=== Source information ===

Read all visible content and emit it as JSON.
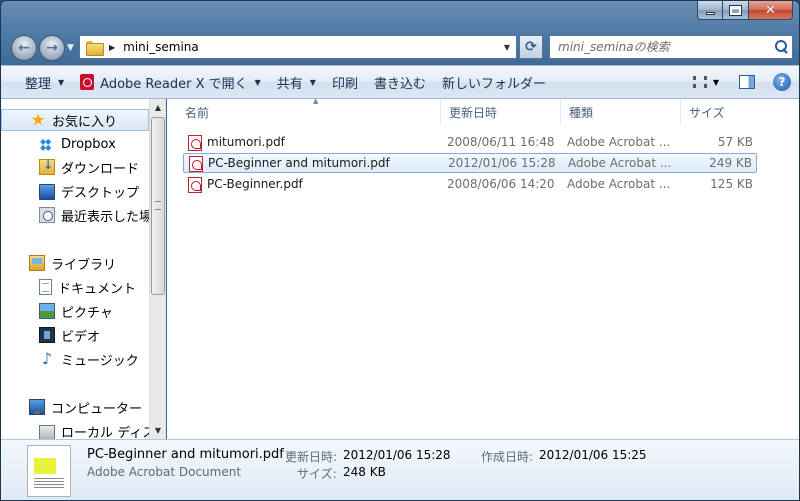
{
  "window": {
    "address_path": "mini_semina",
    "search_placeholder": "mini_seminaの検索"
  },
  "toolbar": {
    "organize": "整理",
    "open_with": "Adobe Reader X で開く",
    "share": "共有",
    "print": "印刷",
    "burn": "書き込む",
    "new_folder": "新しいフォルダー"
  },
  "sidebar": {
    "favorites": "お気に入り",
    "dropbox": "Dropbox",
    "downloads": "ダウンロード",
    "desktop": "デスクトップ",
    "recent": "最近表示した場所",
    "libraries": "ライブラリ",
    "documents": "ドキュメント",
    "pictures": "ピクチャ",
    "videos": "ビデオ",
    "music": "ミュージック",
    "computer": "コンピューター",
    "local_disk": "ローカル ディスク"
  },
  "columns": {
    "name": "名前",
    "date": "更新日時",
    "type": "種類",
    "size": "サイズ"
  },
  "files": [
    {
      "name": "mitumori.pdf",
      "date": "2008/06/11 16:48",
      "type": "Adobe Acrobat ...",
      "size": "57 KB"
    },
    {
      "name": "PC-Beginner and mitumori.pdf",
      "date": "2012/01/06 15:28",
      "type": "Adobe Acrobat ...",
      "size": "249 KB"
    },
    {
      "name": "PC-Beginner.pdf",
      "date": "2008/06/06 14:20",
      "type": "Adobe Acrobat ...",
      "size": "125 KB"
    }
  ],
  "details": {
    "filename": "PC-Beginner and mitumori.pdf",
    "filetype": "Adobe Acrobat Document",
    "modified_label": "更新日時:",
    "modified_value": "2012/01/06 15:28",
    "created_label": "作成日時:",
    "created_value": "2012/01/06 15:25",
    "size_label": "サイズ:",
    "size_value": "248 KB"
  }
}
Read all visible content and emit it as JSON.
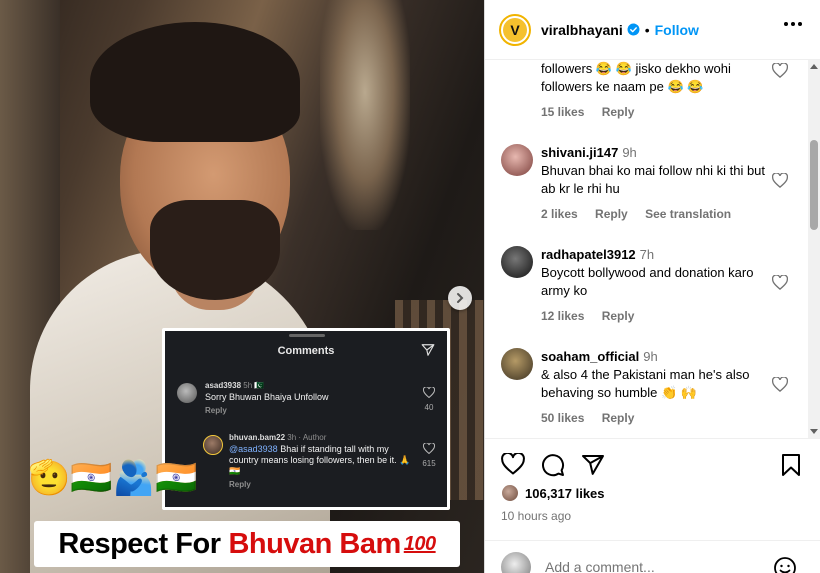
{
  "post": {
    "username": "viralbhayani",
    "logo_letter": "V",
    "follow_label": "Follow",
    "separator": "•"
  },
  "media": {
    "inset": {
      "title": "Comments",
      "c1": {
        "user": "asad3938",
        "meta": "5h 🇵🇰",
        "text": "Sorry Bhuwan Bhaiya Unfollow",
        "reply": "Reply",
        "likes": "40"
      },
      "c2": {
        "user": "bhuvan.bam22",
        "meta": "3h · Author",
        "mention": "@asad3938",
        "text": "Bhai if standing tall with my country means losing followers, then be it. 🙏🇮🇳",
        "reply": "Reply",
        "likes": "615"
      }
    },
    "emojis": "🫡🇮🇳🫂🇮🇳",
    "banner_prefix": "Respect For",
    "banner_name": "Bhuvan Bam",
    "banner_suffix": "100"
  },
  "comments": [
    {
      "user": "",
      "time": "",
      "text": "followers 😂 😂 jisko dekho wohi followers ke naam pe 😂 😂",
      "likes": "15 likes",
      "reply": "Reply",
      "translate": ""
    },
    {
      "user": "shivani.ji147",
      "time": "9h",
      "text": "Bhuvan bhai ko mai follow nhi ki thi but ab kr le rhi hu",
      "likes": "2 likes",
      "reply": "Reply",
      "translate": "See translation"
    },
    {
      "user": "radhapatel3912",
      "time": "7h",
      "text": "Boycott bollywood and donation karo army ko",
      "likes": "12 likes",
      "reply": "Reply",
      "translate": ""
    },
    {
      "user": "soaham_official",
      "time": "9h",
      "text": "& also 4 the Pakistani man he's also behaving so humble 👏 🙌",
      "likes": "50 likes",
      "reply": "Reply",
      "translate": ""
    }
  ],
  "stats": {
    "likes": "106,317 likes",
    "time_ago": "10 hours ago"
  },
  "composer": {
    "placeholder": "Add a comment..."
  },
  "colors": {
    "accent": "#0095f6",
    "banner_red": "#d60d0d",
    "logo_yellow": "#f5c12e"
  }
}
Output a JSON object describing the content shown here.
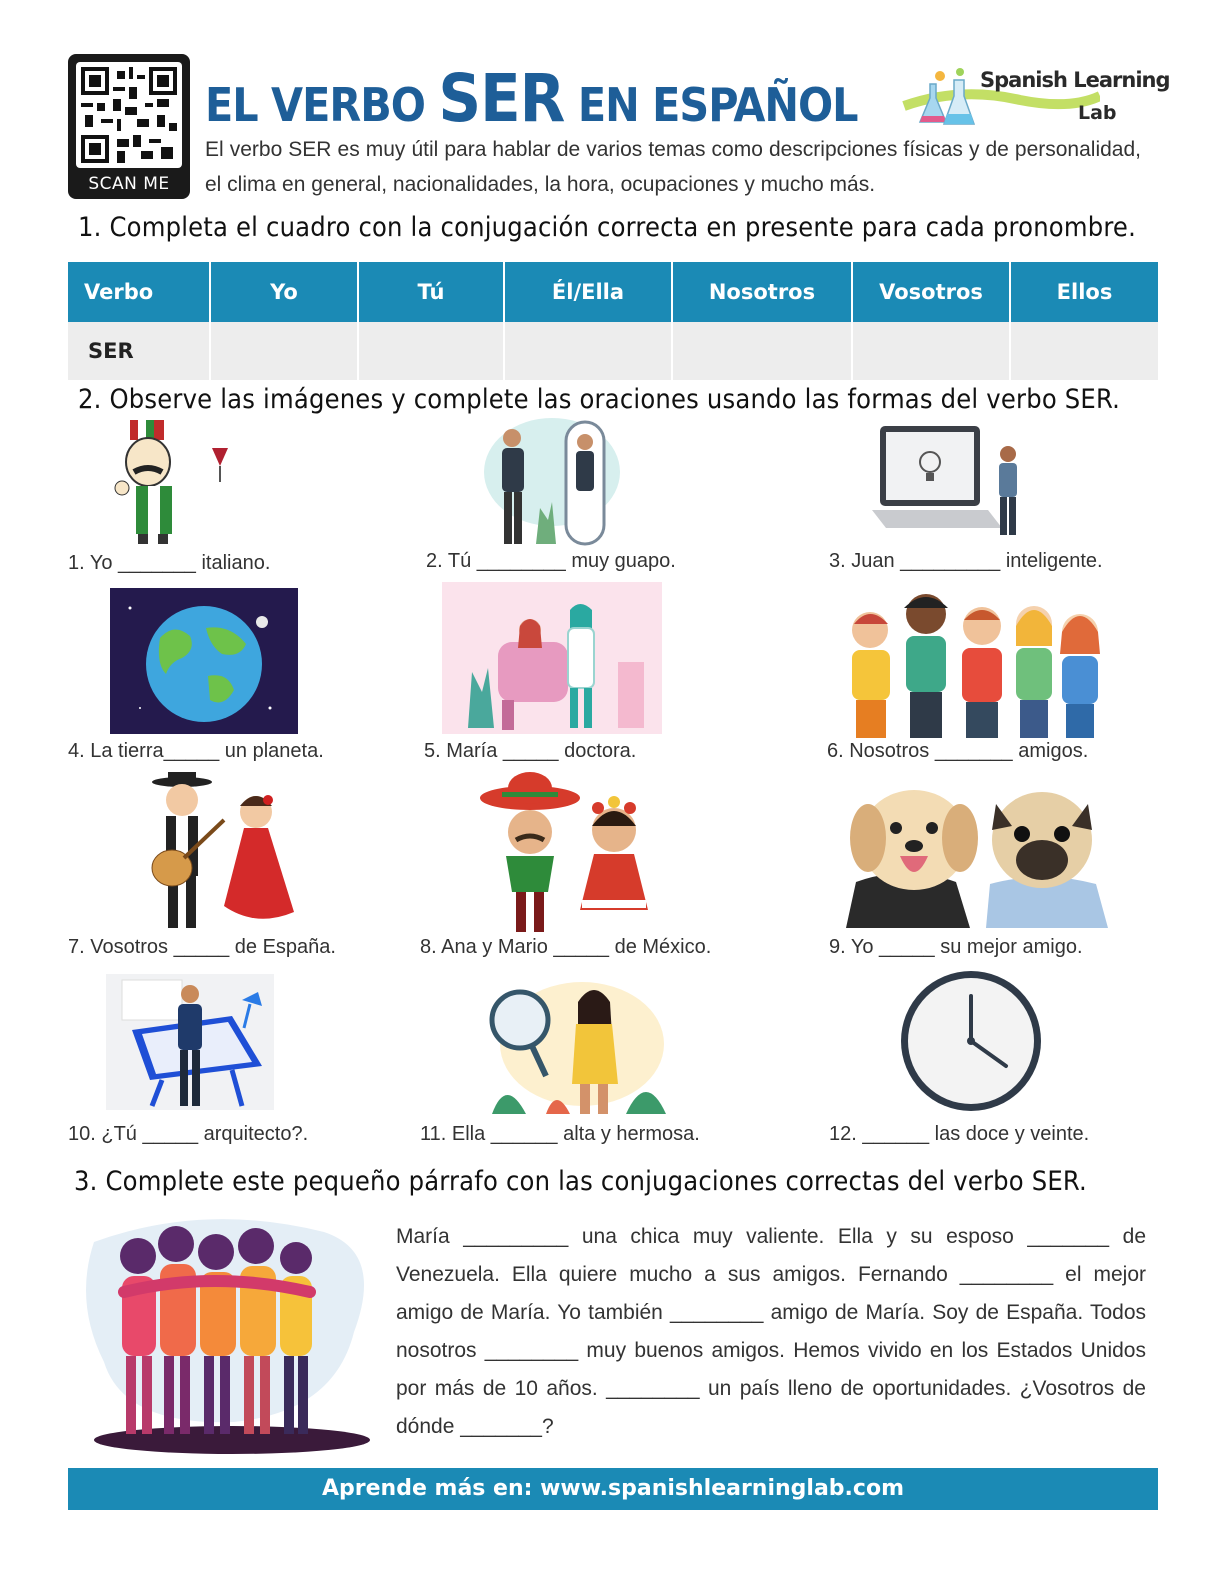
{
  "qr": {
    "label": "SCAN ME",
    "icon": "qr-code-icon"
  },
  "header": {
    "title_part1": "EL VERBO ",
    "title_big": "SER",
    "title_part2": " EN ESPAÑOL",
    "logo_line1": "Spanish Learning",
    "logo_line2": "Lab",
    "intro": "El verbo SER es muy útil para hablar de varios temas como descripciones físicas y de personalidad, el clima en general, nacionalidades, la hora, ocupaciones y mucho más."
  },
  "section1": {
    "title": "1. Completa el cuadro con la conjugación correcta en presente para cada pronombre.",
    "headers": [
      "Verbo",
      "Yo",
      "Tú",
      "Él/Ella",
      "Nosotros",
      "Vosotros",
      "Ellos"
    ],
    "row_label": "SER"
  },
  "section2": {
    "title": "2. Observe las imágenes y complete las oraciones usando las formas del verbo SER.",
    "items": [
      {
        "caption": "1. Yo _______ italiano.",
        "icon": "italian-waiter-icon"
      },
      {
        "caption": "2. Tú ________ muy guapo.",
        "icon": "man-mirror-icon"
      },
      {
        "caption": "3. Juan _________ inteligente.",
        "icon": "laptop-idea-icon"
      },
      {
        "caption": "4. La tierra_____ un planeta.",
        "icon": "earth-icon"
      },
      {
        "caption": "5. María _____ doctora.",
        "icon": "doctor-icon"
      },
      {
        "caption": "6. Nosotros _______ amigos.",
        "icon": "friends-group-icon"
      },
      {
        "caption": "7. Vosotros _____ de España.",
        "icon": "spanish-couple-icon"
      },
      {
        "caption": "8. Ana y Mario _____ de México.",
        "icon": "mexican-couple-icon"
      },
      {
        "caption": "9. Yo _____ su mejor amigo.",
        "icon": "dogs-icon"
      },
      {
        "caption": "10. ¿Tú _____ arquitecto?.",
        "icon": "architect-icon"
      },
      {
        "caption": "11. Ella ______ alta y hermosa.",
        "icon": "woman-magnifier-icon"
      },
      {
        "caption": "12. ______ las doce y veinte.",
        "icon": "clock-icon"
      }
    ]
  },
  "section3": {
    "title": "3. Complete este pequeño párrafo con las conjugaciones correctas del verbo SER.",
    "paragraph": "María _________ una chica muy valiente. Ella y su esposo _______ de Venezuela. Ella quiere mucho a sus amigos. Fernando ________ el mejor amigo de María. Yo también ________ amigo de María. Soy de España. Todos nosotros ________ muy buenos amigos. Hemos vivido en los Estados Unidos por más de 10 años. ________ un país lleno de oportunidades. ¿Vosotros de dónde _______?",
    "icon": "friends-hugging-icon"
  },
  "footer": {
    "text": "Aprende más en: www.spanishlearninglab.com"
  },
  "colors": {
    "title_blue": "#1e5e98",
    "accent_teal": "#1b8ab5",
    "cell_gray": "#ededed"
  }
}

===

* _What you should do_
The expected answer is the data retyped exactly, without pictures.

* _Task solution_
Read all visible content and emit it as JSON.
{
  "window": {
    "address_path": "mini_semina",
    "search_placeholder": "mini_seminaの検索"
  },
  "toolbar": {
    "organize": "整理",
    "open_with": "Adobe Reader X で開く",
    "share": "共有",
    "print": "印刷",
    "burn": "書き込む",
    "new_folder": "新しいフォルダー"
  },
  "sidebar": {
    "favorites": "お気に入り",
    "dropbox": "Dropbox",
    "downloads": "ダウンロード",
    "desktop": "デスクトップ",
    "recent": "最近表示した場所",
    "libraries": "ライブラリ",
    "documents": "ドキュメント",
    "pictures": "ピクチャ",
    "videos": "ビデオ",
    "music": "ミュージック",
    "computer": "コンピューター",
    "local_disk": "ローカル ディスク"
  },
  "columns": {
    "name": "名前",
    "date": "更新日時",
    "type": "種類",
    "size": "サイズ"
  },
  "files": [
    {
      "name": "mitumori.pdf",
      "date": "2008/06/11 16:48",
      "type": "Adobe Acrobat ...",
      "size": "57 KB"
    },
    {
      "name": "PC-Beginner and mitumori.pdf",
      "date": "2012/01/06 15:28",
      "type": "Adobe Acrobat ...",
      "size": "249 KB"
    },
    {
      "name": "PC-Beginner.pdf",
      "date": "2008/06/06 14:20",
      "type": "Adobe Acrobat ...",
      "size": "125 KB"
    }
  ],
  "details": {
    "filename": "PC-Beginner and mitumori.pdf",
    "filetype": "Adobe Acrobat Document",
    "modified_label": "更新日時:",
    "modified_value": "2012/01/06 15:28",
    "created_label": "作成日時:",
    "created_value": "2012/01/06 15:25",
    "size_label": "サイズ:",
    "size_value": "248 KB"
  }
}
Read all visible content and emit it as JSON.
{
  "post": {
    "username": "viralbhayani",
    "logo_letter": "V",
    "follow_label": "Follow",
    "separator": "•"
  },
  "media": {
    "inset": {
      "title": "Comments",
      "c1": {
        "user": "asad3938",
        "meta": "5h 🇵🇰",
        "text": "Sorry Bhuwan Bhaiya Unfollow",
        "reply": "Reply",
        "likes": "40"
      },
      "c2": {
        "user": "bhuvan.bam22",
        "meta": "3h · Author",
        "mention": "@asad3938",
        "text": "Bhai if standing tall with my country means losing followers, then be it. 🙏🇮🇳",
        "reply": "Reply",
        "likes": "615"
      }
    },
    "emojis": "🫡🇮🇳🫂🇮🇳",
    "banner_prefix": "Respect For",
    "banner_name": "Bhuvan Bam",
    "banner_suffix": "100"
  },
  "comments": [
    {
      "user": "",
      "time": "",
      "text": "followers 😂 😂 jisko dekho wohi followers ke naam pe 😂 😂",
      "likes": "15 likes",
      "reply": "Reply",
      "translate": ""
    },
    {
      "user": "shivani.ji147",
      "time": "9h",
      "text": "Bhuvan bhai ko mai follow nhi ki thi but ab kr le rhi hu",
      "likes": "2 likes",
      "reply": "Reply",
      "translate": "See translation"
    },
    {
      "user": "radhapatel3912",
      "time": "7h",
      "text": "Boycott bollywood and donation karo army ko",
      "likes": "12 likes",
      "reply": "Reply",
      "translate": ""
    },
    {
      "user": "soaham_official",
      "time": "9h",
      "text": "& also 4 the Pakistani man he's also behaving so humble 👏 🙌",
      "likes": "50 likes",
      "reply": "Reply",
      "translate": ""
    }
  ],
  "stats": {
    "likes": "106,317 likes",
    "time_ago": "10 hours ago"
  },
  "composer": {
    "placeholder": "Add a comment..."
  },
  "colors": {
    "accent": "#0095f6",
    "banner_red": "#d60d0d",
    "logo_yellow": "#f5c12e"
  }
}
Output a JSON object describing the content shown here.
{
  "qr": {
    "label": "SCAN ME",
    "icon": "qr-code-icon"
  },
  "header": {
    "title_part1": "EL VERBO ",
    "title_big": "SER",
    "title_part2": " EN ESPAÑOL",
    "logo_line1": "Spanish Learning",
    "logo_line2": "Lab",
    "intro": "El verbo SER es muy útil para hablar de varios temas como descripciones físicas y de personalidad, el clima en general, nacionalidades, la hora, ocupaciones y mucho más."
  },
  "section1": {
    "title": "1. Completa el cuadro con la conjugación correcta en presente para cada pronombre.",
    "headers": [
      "Verbo",
      "Yo",
      "Tú",
      "Él/Ella",
      "Nosotros",
      "Vosotros",
      "Ellos"
    ],
    "row_label": "SER"
  },
  "section2": {
    "title": "2. Observe las imágenes y complete las oraciones usando las formas del verbo SER.",
    "items": [
      {
        "caption": "1. Yo _______ italiano.",
        "icon": "italian-waiter-icon"
      },
      {
        "caption": "2. Tú ________ muy guapo.",
        "icon": "man-mirror-icon"
      },
      {
        "caption": "3. Juan _________ inteligente.",
        "icon": "laptop-idea-icon"
      },
      {
        "caption": "4. La tierra_____ un planeta.",
        "icon": "earth-icon"
      },
      {
        "caption": "5. María _____ doctora.",
        "icon": "doctor-icon"
      },
      {
        "caption": "6. Nosotros _______ amigos.",
        "icon": "friends-group-icon"
      },
      {
        "caption": "7. Vosotros _____ de España.",
        "icon": "spanish-couple-icon"
      },
      {
        "caption": "8. Ana y Mario _____ de México.",
        "icon": "mexican-couple-icon"
      },
      {
        "caption": "9. Yo _____ su mejor amigo.",
        "icon": "dogs-icon"
      },
      {
        "caption": "10. ¿Tú _____ arquitecto?.",
        "icon": "architect-icon"
      },
      {
        "caption": "11. Ella ______ alta y hermosa.",
        "icon": "woman-magnifier-icon"
      },
      {
        "caption": "12. ______ las doce y veinte.",
        "icon": "clock-icon"
      }
    ]
  },
  "section3": {
    "title": "3. Complete este pequeño párrafo con las conjugaciones correctas del verbo SER.",
    "paragraph": "María _________ una chica muy valiente. Ella y su esposo _______ de Venezuela. Ella quiere mucho a sus amigos. Fernando ________ el mejor amigo de María. Yo también ________ amigo de María. Soy de España. Todos nosotros ________ muy buenos amigos. Hemos vivido en los Estados Unidos por más de 10 años. ________ un país lleno de oportunidades. ¿Vosotros de dónde _______?",
    "icon": "friends-hugging-icon"
  },
  "footer": {
    "text": "Aprende más en: www.spanishlearninglab.com"
  },
  "colors": {
    "title_blue": "#1e5e98",
    "accent_teal": "#1b8ab5",
    "cell_gray": "#ededed"
  }
}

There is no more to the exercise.